Jobs:
1. In the Norton 360 discussion below, shorten the paragraph that begins "As I wrote in a different thread" into a brief bulleted list that keeps its main facts.
2. Repeat word for word the part of the Norton 360 discussion below that opens with the words containing "Norton community watch has" and closes with "with new UI.".

Text extract:

------------------------------------------------

Since the new UI for Norton 360 was installed on a number of my PCs I am experience Norton 360 considering files (executables, dlls and scripts) that I have created as suspicious and uploading them to its servers without asking me first.
As a software developer I create many executable files/scripts for systems on my home network and these contain private information such as authentication names/passwords, IDs as well as proprietary code.
Taking these files from my machines is not acceptable and as I cannot find any way to prevent this other than to exclude every file and folder on 9 PCs that I have such files is not practical. Currently I am excluding whole drives which renders Norton far less effective and hence whether its worth using at all.
The idea that Norton can just take files from my PCs without asking or a setting is incredible. Its theft of personal information in my case!
I don’t have any proof of files being uploaded but I posted my personal observation a while back about the significant increase in outbound (upload) traffic to Avast sites since v24 installed on my computers. This is based on my router’s traffic logs. I don’t know what’s going out but am not comfortable being in the dark. I turned off the email scanner but that didn’t make a difference. I never enabled the browser extensions (Norton’s web safe and safe search) so I know those aren’t involved. Anyone else notice an increase in outbound traffic to Avast servers after install of the newest N360 version? - #2 by bjm
You can disable Norton community watch. Norton community feature is responsible for doing so. I don’t use Windows but last time I did, Norton community feature did that.
Norton community watch has been disabled since install and still is. This only started (well informing me of this) with the product revamp with new UI.
Norton now considers unsigned exes, dlls and various scripts as suspicious because it hasn’t seen them before which is obvious because they’re mine. For all I know Norton could have been uploading my files for a while but in the past it never said so and just prompted for action and I could confirm they’re safe.
The problem is Norton runs with admin level privileges so can do what it likes. It has become way more invasive with this latest revamp and without options to stop it.
Thanks for the suggestion but that’s not the culprit in my case. I always have Norton community watch disabled. Been doing that forever since enabling it raises potential privacy issues.
Same problem here! Anyone knows howto set Norton to ASK before sending file it thinks to be suspicious? As it is now makes Norton a malware leaking personal data to their server without user permission just like kmp wrote in his initial message. I wonder what EU GDPR legislation may say about this kind of behaviour… Heads up You there in Gen Digital!
Everyone in the thread should read this Norton article. The article may be still related to the version 22.24.8.36 prior to version 24.xx . That version was and is more granular / user selective. Thus the main reason I have reverted back to it.
@SoulAsylum Good point. I hope everyone heeds your warning.
I always disabled Community Watch because of privacy concerns but when version 24 self installed, it changed that setting to enable. I disabled it but found it was re-enabled on one computer, likely when N360 updated. That never happened in version 22.
As I wrote in a different thread, I noticed a significant increase in uploaded data volume to an Avast site after conversion to ver 24 based on my router’s traffic log. That got my attention since I don’t use any of Norton’s browser extensions or send data (knowingly) to the “Mother Ship”. After reverting back to ver. 22 on two of my three computers, the volume came down closer to the pre-version 24 level. I’m installing ver 22 on the last computer in the next day or so since I came across another bug in ver 24’s program rule control.

------------------------------------------------

Given information:
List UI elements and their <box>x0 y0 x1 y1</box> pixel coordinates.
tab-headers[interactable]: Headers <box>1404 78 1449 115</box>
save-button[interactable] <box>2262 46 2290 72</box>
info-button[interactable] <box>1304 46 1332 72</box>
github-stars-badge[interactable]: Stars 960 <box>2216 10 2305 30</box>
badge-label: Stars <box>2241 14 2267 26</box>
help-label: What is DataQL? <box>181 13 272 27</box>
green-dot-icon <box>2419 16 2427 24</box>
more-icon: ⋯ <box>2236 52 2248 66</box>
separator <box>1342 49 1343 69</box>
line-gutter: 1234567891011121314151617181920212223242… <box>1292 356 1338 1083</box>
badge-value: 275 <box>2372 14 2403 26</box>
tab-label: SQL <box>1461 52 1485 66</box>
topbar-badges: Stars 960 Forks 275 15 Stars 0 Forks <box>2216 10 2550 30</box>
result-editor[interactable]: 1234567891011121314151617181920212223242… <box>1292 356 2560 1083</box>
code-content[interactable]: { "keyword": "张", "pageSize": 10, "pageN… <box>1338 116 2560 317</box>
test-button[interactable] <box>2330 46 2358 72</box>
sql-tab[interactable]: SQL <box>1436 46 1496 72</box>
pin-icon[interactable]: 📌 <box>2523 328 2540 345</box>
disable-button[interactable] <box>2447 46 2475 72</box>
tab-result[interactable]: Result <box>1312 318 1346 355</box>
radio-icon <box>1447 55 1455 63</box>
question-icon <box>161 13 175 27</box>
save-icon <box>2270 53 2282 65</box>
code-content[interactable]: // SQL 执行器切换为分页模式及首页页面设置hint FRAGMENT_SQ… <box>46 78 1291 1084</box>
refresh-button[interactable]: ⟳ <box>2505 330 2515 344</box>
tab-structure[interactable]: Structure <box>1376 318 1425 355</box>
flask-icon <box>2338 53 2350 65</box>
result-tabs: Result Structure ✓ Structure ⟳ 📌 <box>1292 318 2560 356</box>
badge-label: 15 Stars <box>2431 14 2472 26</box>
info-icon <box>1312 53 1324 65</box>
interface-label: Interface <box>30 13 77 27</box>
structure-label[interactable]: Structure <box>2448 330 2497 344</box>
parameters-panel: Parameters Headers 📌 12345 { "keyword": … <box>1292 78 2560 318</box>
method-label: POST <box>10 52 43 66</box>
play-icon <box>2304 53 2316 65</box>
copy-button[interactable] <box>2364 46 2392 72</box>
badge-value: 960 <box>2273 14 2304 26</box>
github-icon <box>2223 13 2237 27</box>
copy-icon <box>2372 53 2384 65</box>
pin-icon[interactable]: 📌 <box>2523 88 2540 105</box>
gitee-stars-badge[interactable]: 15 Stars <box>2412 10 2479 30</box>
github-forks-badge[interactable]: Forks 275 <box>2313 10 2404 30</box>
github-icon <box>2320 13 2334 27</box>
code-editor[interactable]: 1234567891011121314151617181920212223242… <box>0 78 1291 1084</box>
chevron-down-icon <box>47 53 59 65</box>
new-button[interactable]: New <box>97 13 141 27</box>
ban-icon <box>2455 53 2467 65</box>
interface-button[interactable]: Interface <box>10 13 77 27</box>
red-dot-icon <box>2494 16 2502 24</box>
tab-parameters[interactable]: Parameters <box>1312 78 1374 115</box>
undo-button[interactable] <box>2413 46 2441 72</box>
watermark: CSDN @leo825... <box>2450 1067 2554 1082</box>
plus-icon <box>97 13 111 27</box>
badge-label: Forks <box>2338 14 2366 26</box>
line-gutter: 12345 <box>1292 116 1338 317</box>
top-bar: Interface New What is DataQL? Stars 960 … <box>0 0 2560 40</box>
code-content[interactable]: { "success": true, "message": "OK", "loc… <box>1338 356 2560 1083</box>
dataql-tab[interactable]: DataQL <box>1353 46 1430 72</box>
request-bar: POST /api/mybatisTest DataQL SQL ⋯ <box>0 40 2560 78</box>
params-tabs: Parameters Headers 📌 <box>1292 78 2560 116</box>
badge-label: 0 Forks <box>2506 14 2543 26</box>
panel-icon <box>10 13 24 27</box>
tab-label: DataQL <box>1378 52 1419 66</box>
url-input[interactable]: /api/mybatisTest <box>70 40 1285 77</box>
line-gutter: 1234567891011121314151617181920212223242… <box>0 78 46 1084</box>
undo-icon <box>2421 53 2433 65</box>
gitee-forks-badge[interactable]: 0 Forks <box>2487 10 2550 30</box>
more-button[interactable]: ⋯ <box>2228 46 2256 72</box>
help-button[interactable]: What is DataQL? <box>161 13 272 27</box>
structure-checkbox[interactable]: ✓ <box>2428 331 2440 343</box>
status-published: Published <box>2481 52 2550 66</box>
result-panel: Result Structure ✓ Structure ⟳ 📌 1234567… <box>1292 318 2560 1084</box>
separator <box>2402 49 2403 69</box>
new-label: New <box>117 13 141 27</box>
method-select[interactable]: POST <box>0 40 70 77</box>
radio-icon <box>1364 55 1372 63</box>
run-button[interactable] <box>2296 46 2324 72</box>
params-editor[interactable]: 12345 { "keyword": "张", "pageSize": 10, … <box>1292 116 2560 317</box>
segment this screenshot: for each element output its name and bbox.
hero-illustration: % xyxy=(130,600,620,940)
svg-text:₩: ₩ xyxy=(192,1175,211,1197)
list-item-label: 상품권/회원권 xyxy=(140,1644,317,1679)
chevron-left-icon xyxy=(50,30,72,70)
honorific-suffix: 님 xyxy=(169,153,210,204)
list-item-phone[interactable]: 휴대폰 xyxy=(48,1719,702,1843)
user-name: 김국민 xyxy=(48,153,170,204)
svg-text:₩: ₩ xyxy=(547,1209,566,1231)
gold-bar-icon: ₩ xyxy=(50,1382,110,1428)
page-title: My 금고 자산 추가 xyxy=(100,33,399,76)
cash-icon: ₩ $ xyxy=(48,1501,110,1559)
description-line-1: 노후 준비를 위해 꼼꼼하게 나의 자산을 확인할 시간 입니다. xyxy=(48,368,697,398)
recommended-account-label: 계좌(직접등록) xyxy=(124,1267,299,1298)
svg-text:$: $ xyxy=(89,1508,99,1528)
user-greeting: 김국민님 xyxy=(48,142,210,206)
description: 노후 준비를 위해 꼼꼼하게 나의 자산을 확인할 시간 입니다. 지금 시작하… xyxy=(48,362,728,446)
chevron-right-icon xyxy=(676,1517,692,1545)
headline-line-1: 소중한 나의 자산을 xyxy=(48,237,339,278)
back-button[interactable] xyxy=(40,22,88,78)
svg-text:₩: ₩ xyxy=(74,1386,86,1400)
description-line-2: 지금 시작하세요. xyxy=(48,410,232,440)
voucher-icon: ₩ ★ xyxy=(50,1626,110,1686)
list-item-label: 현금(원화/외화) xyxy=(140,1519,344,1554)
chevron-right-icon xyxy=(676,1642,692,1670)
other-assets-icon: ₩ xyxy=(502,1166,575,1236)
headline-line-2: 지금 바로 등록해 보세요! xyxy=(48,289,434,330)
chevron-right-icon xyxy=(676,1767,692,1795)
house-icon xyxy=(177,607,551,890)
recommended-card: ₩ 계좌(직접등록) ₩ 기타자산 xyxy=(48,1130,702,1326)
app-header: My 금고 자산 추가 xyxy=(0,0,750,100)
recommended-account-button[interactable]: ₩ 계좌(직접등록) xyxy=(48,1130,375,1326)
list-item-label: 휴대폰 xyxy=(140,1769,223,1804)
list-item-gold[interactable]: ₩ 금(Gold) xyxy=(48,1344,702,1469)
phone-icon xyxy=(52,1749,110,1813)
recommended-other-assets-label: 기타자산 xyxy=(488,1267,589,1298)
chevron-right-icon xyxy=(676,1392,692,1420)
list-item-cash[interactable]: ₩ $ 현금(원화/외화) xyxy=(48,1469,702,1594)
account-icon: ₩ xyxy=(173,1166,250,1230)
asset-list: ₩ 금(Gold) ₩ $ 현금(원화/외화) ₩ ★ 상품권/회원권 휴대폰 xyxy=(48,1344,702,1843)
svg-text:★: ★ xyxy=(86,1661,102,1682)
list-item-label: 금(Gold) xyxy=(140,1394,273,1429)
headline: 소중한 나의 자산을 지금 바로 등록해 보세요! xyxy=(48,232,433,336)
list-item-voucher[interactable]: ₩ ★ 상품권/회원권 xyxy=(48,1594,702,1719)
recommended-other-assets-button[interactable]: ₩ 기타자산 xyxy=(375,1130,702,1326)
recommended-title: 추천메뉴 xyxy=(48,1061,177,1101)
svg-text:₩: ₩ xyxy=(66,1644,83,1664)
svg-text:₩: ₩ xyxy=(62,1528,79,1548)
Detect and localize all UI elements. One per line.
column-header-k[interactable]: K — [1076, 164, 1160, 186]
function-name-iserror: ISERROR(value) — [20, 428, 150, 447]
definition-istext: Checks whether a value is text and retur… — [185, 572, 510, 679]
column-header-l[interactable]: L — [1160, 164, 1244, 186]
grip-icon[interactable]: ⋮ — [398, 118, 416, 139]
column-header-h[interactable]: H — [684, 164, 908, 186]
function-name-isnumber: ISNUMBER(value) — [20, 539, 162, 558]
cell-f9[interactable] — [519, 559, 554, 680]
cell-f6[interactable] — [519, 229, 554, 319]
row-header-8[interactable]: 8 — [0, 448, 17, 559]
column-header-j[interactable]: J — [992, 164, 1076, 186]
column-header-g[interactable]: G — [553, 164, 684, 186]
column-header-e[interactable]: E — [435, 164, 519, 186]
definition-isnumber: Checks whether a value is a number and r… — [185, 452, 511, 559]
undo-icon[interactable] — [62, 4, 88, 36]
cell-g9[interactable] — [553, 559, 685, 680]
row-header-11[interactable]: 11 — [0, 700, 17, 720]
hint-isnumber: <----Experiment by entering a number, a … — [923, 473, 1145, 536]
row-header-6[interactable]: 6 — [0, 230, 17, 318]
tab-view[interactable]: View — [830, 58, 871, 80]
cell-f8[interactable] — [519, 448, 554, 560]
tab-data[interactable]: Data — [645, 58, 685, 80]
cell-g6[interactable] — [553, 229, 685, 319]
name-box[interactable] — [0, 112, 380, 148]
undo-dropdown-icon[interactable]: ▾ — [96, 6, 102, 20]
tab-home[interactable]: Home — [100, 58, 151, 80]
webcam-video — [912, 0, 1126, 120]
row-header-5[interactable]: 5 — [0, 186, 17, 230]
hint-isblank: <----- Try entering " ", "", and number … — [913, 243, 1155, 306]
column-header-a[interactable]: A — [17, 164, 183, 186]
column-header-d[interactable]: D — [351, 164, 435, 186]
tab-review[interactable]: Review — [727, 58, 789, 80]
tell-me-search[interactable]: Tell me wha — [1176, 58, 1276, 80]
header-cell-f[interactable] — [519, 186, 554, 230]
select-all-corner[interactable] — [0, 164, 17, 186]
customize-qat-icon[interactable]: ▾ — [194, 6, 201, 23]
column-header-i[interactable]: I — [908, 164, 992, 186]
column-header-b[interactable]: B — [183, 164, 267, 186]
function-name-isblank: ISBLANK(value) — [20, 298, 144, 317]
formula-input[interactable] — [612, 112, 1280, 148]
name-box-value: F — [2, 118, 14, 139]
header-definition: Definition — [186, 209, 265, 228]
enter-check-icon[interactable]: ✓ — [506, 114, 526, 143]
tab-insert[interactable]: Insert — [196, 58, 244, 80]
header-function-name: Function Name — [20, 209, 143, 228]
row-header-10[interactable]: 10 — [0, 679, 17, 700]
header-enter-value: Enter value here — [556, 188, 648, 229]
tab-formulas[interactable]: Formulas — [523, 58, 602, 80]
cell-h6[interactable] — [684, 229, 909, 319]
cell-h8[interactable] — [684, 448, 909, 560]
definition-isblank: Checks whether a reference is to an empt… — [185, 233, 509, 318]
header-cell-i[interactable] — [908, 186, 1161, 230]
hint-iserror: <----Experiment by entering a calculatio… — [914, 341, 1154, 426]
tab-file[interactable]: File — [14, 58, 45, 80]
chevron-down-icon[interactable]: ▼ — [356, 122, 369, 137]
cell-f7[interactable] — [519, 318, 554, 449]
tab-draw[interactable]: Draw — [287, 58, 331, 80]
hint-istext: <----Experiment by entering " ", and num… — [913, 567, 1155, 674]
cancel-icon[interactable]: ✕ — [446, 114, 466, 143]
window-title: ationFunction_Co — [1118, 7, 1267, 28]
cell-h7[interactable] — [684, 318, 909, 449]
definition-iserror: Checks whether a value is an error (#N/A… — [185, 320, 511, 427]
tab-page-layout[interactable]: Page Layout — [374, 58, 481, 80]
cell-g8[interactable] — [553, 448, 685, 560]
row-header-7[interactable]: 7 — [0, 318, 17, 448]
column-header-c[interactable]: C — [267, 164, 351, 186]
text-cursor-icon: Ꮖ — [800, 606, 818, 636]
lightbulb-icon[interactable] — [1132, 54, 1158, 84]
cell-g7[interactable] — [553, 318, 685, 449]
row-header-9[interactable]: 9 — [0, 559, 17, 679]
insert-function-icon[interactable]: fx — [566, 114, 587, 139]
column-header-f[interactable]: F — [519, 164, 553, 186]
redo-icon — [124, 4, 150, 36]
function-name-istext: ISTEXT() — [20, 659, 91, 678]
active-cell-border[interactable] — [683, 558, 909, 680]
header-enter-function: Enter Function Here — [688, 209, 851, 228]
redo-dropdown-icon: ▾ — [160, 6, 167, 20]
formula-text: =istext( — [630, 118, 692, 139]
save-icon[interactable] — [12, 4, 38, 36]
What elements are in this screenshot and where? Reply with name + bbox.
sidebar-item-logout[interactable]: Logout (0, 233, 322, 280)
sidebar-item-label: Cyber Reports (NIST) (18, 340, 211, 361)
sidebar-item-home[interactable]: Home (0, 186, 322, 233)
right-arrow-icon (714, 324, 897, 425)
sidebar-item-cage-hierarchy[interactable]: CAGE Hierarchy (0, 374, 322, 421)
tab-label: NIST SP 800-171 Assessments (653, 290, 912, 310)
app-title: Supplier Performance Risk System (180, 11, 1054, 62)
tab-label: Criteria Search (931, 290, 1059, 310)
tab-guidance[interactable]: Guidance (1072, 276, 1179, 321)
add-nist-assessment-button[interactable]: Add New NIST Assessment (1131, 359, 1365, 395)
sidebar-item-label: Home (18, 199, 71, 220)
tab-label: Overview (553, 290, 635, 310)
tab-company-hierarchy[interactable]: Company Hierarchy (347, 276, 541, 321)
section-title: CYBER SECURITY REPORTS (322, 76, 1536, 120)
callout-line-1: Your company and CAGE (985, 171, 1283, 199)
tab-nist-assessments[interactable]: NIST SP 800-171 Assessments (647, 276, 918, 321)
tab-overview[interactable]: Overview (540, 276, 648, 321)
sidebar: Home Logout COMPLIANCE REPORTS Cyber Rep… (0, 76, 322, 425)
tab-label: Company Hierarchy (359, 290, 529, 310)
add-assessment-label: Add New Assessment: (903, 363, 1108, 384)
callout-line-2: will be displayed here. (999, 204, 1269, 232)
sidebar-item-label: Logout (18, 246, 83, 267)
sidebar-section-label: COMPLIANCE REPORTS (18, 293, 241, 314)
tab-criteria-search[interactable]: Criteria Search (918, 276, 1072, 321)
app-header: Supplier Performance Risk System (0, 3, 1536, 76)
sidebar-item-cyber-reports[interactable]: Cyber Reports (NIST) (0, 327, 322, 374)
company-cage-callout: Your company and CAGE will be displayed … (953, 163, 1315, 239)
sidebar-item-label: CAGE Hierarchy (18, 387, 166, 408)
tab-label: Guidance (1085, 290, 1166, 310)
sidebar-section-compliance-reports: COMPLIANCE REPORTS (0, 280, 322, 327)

------------------------------------------------

Results for the exercise:
1.
- After moving to version 24, the writer's router traffic log showed a significant increase in data uploaded to an Avast site.
- This stood out because the writer uses none of Norton's browser extensions and does not knowingly send it data.
- Reverting to version 22 on two of three computers brought the volume back down near its pre-version 24 level.
- Version 22 is going on the last computer within a day or so because of another bug in version 24's program rule control.

2.
Norton community watch has been disabled since install and still is. This only started (well informing me of this) with the product revamp with new UI.